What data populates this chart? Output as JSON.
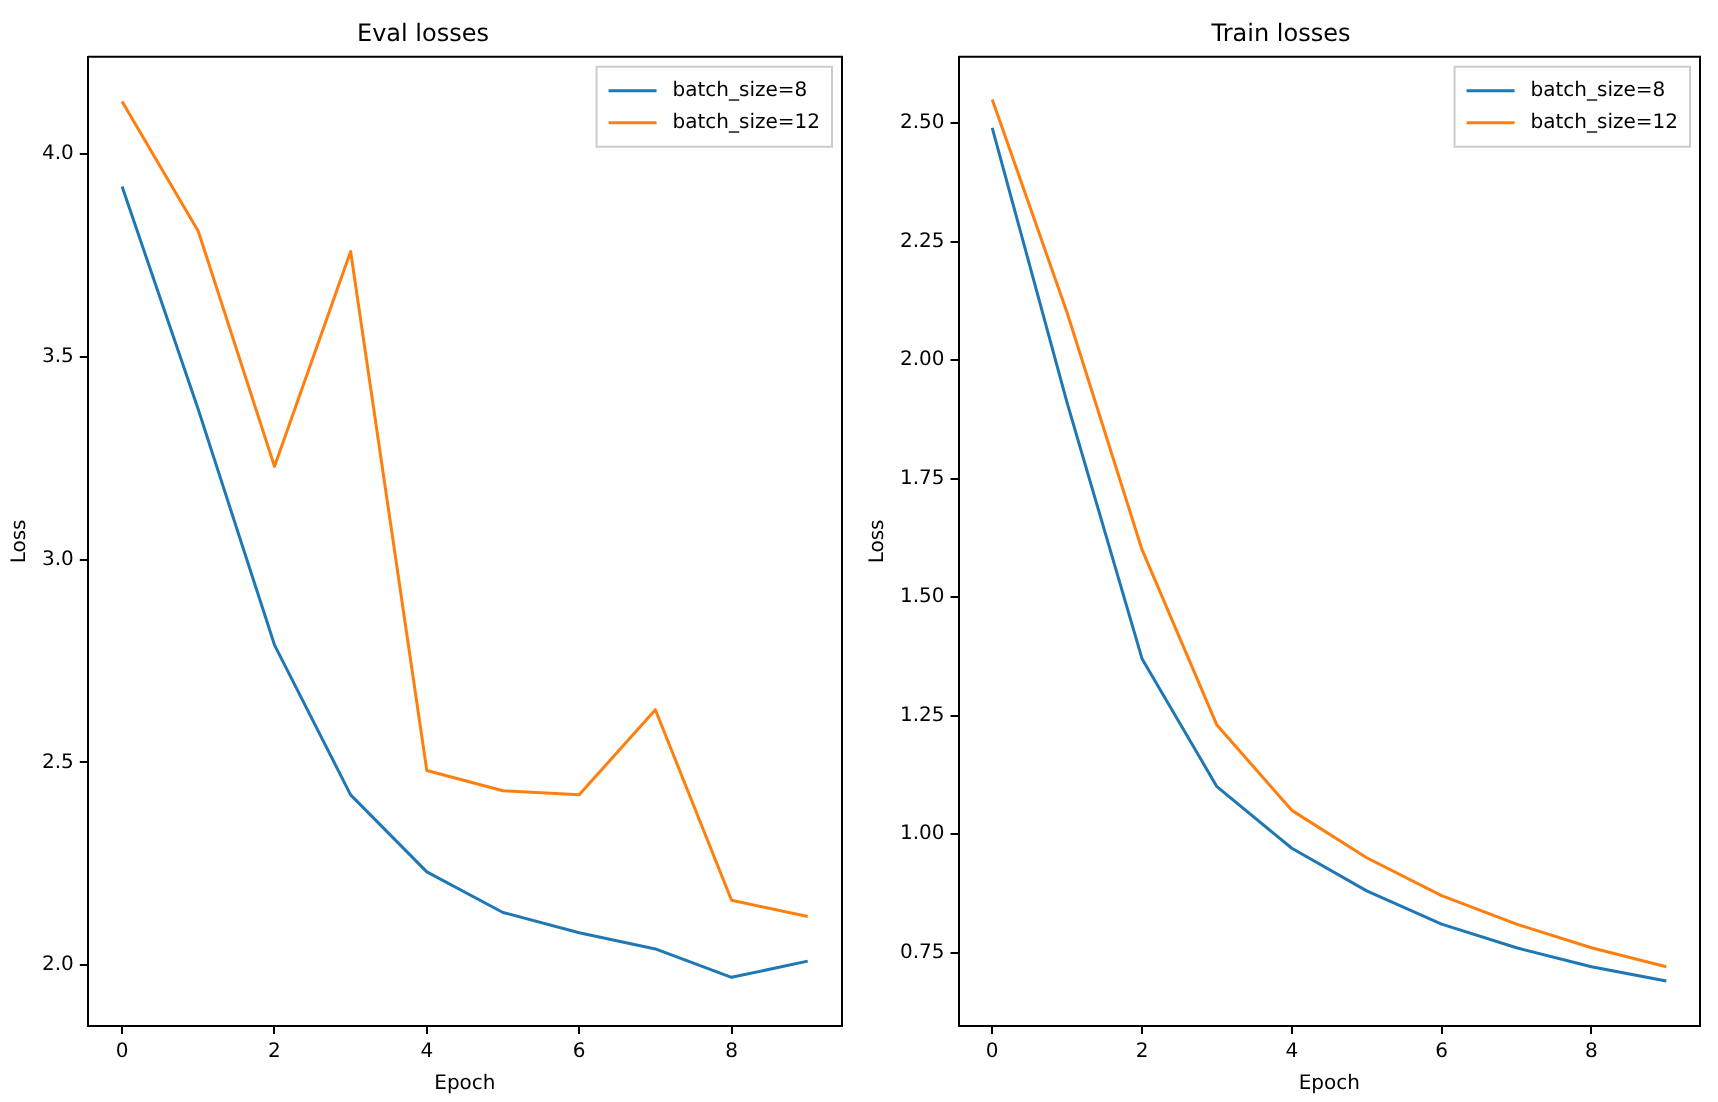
{
  "chart_data": [
    {
      "type": "line",
      "title": "Eval losses",
      "xlabel": "Epoch",
      "ylabel": "Loss",
      "x": [
        0,
        1,
        2,
        3,
        4,
        5,
        6,
        7,
        8,
        9
      ],
      "xlim": [
        -0.45,
        9.45
      ],
      "xticks": [
        0,
        2,
        4,
        6,
        8
      ],
      "ylim": [
        1.85,
        4.24
      ],
      "yticks": [
        {
          "value": 2.0,
          "label": "2.0"
        },
        {
          "value": 2.5,
          "label": "2.5"
        },
        {
          "value": 3.0,
          "label": "3.0"
        },
        {
          "value": 3.5,
          "label": "3.5"
        },
        {
          "value": 4.0,
          "label": "4.0"
        }
      ],
      "grid": false,
      "legend": "top right",
      "marker": "none",
      "line_style": "solid",
      "series": [
        {
          "name": "batch_size=8",
          "color": "#1f77b4",
          "values": [
            3.92,
            3.37,
            2.79,
            2.42,
            2.23,
            2.13,
            2.08,
            2.04,
            1.97,
            2.01
          ]
        },
        {
          "name": "batch_size=12",
          "color": "#ff7f0e",
          "values": [
            4.13,
            3.81,
            3.23,
            3.76,
            2.48,
            2.43,
            2.42,
            2.63,
            2.16,
            2.12
          ]
        }
      ]
    },
    {
      "type": "line",
      "title": "Train losses",
      "xlabel": "Epoch",
      "ylabel": "Loss",
      "x": [
        0,
        1,
        2,
        3,
        4,
        5,
        6,
        7,
        8,
        9
      ],
      "xlim": [
        -0.45,
        9.45
      ],
      "xticks": [
        0,
        2,
        4,
        6,
        8
      ],
      "ylim": [
        0.595,
        2.64
      ],
      "yticks": [
        {
          "value": 0.75,
          "label": "0.75"
        },
        {
          "value": 1.0,
          "label": "1.00"
        },
        {
          "value": 1.25,
          "label": "1.25"
        },
        {
          "value": 1.5,
          "label": "1.50"
        },
        {
          "value": 1.75,
          "label": "1.75"
        },
        {
          "value": 2.0,
          "label": "2.00"
        },
        {
          "value": 2.25,
          "label": "2.25"
        },
        {
          "value": 2.5,
          "label": "2.50"
        }
      ],
      "grid": false,
      "legend": "top right",
      "marker": "none",
      "line_style": "solid",
      "series": [
        {
          "name": "batch_size=8",
          "color": "#1f77b4",
          "values": [
            2.49,
            1.91,
            1.37,
            1.1,
            0.97,
            0.88,
            0.81,
            0.76,
            0.72,
            0.69
          ]
        },
        {
          "name": "batch_size=12",
          "color": "#ff7f0e",
          "values": [
            2.55,
            2.1,
            1.6,
            1.23,
            1.05,
            0.95,
            0.87,
            0.81,
            0.76,
            0.72
          ]
        }
      ]
    }
  ]
}
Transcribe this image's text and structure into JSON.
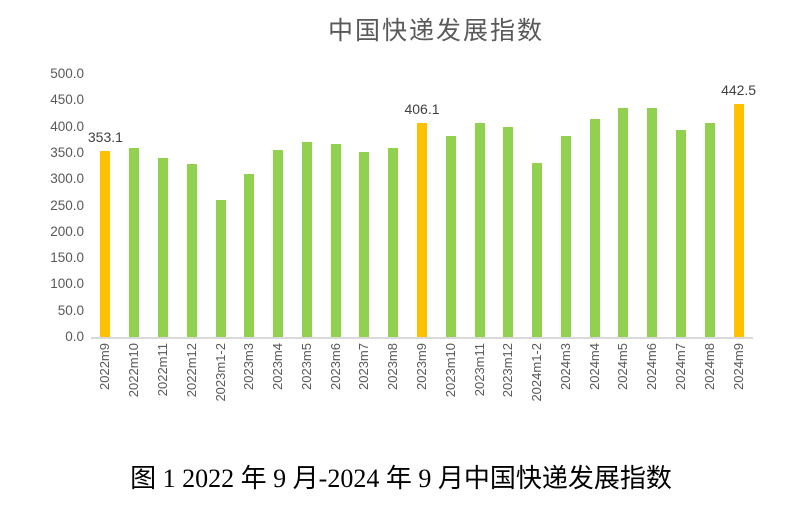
{
  "title": "中国快递发展指数",
  "caption": "图 1 2022 年 9 月-2024 年 9 月中国快递发展指数",
  "chart_data": {
    "type": "bar",
    "title": "中国快递发展指数",
    "categories": [
      "2022m9",
      "2022m10",
      "2022m11",
      "2022m12",
      "2023m1-2",
      "2023m3",
      "2023m4",
      "2023m5",
      "2023m6",
      "2023m7",
      "2023m8",
      "2023m9",
      "2023m10",
      "2023m11",
      "2023m12",
      "2024m1-2",
      "2024m3",
      "2024m4",
      "2024m5",
      "2024m6",
      "2024m7",
      "2024m8",
      "2024m9"
    ],
    "values": [
      353.1,
      360,
      340,
      329,
      260,
      310,
      356,
      370,
      366,
      351,
      359,
      406.1,
      383,
      406,
      400,
      330,
      382,
      415,
      435,
      435,
      393,
      406,
      442.5
    ],
    "data_labels": [
      {
        "index": 0,
        "text": "353.1"
      },
      {
        "index": 11,
        "text": "406.1"
      },
      {
        "index": 22,
        "text": "442.5"
      }
    ],
    "highlighted_indices": [
      0,
      11,
      22
    ],
    "bar_color": "#92D050",
    "highlight_color": "#FFC000",
    "label_color": "#404040",
    "axis_line_color": "#D9D9D9",
    "tick_label_color": "#595959",
    "xlabel": "",
    "ylabel": "",
    "ylim": [
      0,
      500
    ],
    "y_tick_step": 50,
    "y_tick_labels": [
      "0.0",
      "50.0",
      "100.0",
      "150.0",
      "200.0",
      "250.0",
      "300.0",
      "350.0",
      "400.0",
      "450.0",
      "500.0"
    ],
    "grid": false,
    "legend": false,
    "x_tick_rotation": 90
  }
}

____________

Print the entries above exactly, taking out only the pictures.

What data populates this chart? Output as JSON.
{
  "chart_data": [
    {
      "type": "line",
      "title": "Eval losses",
      "xlabel": "Epoch",
      "ylabel": "Loss",
      "x": [
        0,
        1,
        2,
        3,
        4,
        5,
        6,
        7,
        8,
        9
      ],
      "xlim": [
        -0.45,
        9.45
      ],
      "xticks": [
        0,
        2,
        4,
        6,
        8
      ],
      "ylim": [
        1.85,
        4.24
      ],
      "yticks": [
        {
          "value": 2.0,
          "label": "2.0"
        },
        {
          "value": 2.5,
          "label": "2.5"
        },
        {
          "value": 3.0,
          "label": "3.0"
        },
        {
          "value": 3.5,
          "label": "3.5"
        },
        {
          "value": 4.0,
          "label": "4.0"
        }
      ],
      "grid": false,
      "legend": "top right",
      "marker": "none",
      "line_style": "solid",
      "series": [
        {
          "name": "batch_size=8",
          "color": "#1f77b4",
          "values": [
            3.92,
            3.37,
            2.79,
            2.42,
            2.23,
            2.13,
            2.08,
            2.04,
            1.97,
            2.01
          ]
        },
        {
          "name": "batch_size=12",
          "color": "#ff7f0e",
          "values": [
            4.13,
            3.81,
            3.23,
            3.76,
            2.48,
            2.43,
            2.42,
            2.63,
            2.16,
            2.12
          ]
        }
      ]
    },
    {
      "type": "line",
      "title": "Train losses",
      "xlabel": "Epoch",
      "ylabel": "Loss",
      "x": [
        0,
        1,
        2,
        3,
        4,
        5,
        6,
        7,
        8,
        9
      ],
      "xlim": [
        -0.45,
        9.45
      ],
      "xticks": [
        0,
        2,
        4,
        6,
        8
      ],
      "ylim": [
        0.595,
        2.64
      ],
      "yticks": [
        {
          "value": 0.75,
          "label": "0.75"
        },
        {
          "value": 1.0,
          "label": "1.00"
        },
        {
          "value": 1.25,
          "label": "1.25"
        },
        {
          "value": 1.5,
          "label": "1.50"
        },
        {
          "value": 1.75,
          "label": "1.75"
        },
        {
          "value": 2.0,
          "label": "2.00"
        },
        {
          "value": 2.25,
          "label": "2.25"
        },
        {
          "value": 2.5,
          "label": "2.50"
        }
      ],
      "grid": false,
      "legend": "top right",
      "marker": "none",
      "line_style": "solid",
      "series": [
        {
          "name": "batch_size=8",
          "color": "#1f77b4",
          "values": [
            2.49,
            1.91,
            1.37,
            1.1,
            0.97,
            0.88,
            0.81,
            0.76,
            0.72,
            0.69
          ]
        },
        {
          "name": "batch_size=12",
          "color": "#ff7f0e",
          "values": [
            2.55,
            2.1,
            1.6,
            1.23,
            1.05,
            0.95,
            0.87,
            0.81,
            0.76,
            0.72
          ]
        }
      ]
    }
  ]
}
Transcribe this image's text and structure into JSON.
{
  "title": "中国快递发展指数",
  "caption": "图 1 2022 年 9 月-2024 年 9 月中国快递发展指数",
  "chart_data": {
    "type": "bar",
    "title": "中国快递发展指数",
    "categories": [
      "2022m9",
      "2022m10",
      "2022m11",
      "2022m12",
      "2023m1-2",
      "2023m3",
      "2023m4",
      "2023m5",
      "2023m6",
      "2023m7",
      "2023m8",
      "2023m9",
      "2023m10",
      "2023m11",
      "2023m12",
      "2024m1-2",
      "2024m3",
      "2024m4",
      "2024m5",
      "2024m6",
      "2024m7",
      "2024m8",
      "2024m9"
    ],
    "values": [
      353.1,
      360,
      340,
      329,
      260,
      310,
      356,
      370,
      366,
      351,
      359,
      406.1,
      383,
      406,
      400,
      330,
      382,
      415,
      435,
      435,
      393,
      406,
      442.5
    ],
    "data_labels": [
      {
        "index": 0,
        "text": "353.1"
      },
      {
        "index": 11,
        "text": "406.1"
      },
      {
        "index": 22,
        "text": "442.5"
      }
    ],
    "highlighted_indices": [
      0,
      11,
      22
    ],
    "bar_color": "#92D050",
    "highlight_color": "#FFC000",
    "label_color": "#404040",
    "axis_line_color": "#D9D9D9",
    "tick_label_color": "#595959",
    "xlabel": "",
    "ylabel": "",
    "ylim": [
      0,
      500
    ],
    "y_tick_step": 50,
    "y_tick_labels": [
      "0.0",
      "50.0",
      "100.0",
      "150.0",
      "200.0",
      "250.0",
      "300.0",
      "350.0",
      "400.0",
      "450.0",
      "500.0"
    ],
    "grid": false,
    "legend": false,
    "x_tick_rotation": 90
  }
}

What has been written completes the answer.